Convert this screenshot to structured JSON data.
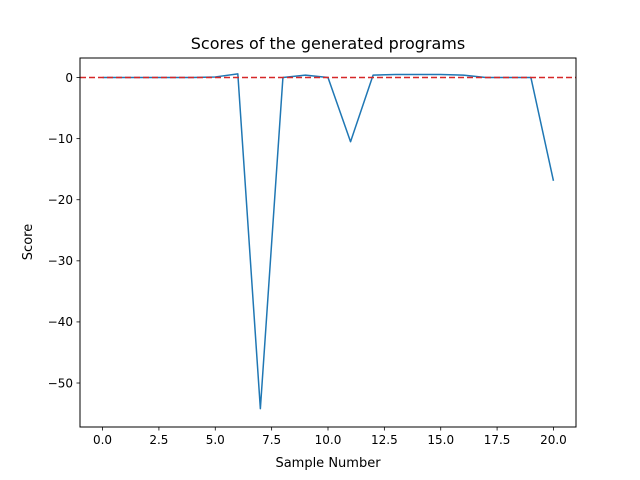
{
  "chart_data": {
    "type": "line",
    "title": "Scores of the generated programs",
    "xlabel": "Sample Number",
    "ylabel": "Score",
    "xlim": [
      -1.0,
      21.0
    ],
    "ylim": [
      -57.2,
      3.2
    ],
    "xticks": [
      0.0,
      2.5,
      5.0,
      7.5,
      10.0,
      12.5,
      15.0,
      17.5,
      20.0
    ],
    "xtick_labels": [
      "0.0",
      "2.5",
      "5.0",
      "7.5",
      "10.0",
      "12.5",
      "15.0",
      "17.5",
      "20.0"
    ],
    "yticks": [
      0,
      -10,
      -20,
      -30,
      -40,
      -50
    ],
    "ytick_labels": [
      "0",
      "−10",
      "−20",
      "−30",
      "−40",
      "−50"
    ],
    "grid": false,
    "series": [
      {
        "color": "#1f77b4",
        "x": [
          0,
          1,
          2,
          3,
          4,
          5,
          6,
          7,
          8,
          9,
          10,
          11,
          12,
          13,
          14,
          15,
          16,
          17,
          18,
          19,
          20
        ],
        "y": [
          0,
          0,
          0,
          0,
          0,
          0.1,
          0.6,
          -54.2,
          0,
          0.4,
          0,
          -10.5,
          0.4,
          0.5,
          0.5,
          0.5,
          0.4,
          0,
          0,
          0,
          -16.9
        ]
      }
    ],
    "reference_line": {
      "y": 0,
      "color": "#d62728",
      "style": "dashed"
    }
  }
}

What to work on. The data above needs to be retyped exactly, with the images left out.

Result.
Convert this screenshot to structured JSON data.
{
  "chart_data": {
    "type": "line",
    "title": "Scores of the generated programs",
    "xlabel": "Sample Number",
    "ylabel": "Score",
    "xlim": [
      -1.0,
      21.0
    ],
    "ylim": [
      -57.2,
      3.2
    ],
    "xticks": [
      0.0,
      2.5,
      5.0,
      7.5,
      10.0,
      12.5,
      15.0,
      17.5,
      20.0
    ],
    "xtick_labels": [
      "0.0",
      "2.5",
      "5.0",
      "7.5",
      "10.0",
      "12.5",
      "15.0",
      "17.5",
      "20.0"
    ],
    "yticks": [
      0,
      -10,
      -20,
      -30,
      -40,
      -50
    ],
    "ytick_labels": [
      "0",
      "−10",
      "−20",
      "−30",
      "−40",
      "−50"
    ],
    "grid": false,
    "series": [
      {
        "color": "#1f77b4",
        "x": [
          0,
          1,
          2,
          3,
          4,
          5,
          6,
          7,
          8,
          9,
          10,
          11,
          12,
          13,
          14,
          15,
          16,
          17,
          18,
          19,
          20
        ],
        "y": [
          0,
          0,
          0,
          0,
          0,
          0.1,
          0.6,
          -54.2,
          0,
          0.4,
          0,
          -10.5,
          0.4,
          0.5,
          0.5,
          0.5,
          0.4,
          0,
          0,
          0,
          -16.9
        ]
      }
    ],
    "reference_line": {
      "y": 0,
      "color": "#d62728",
      "style": "dashed"
    }
  }
}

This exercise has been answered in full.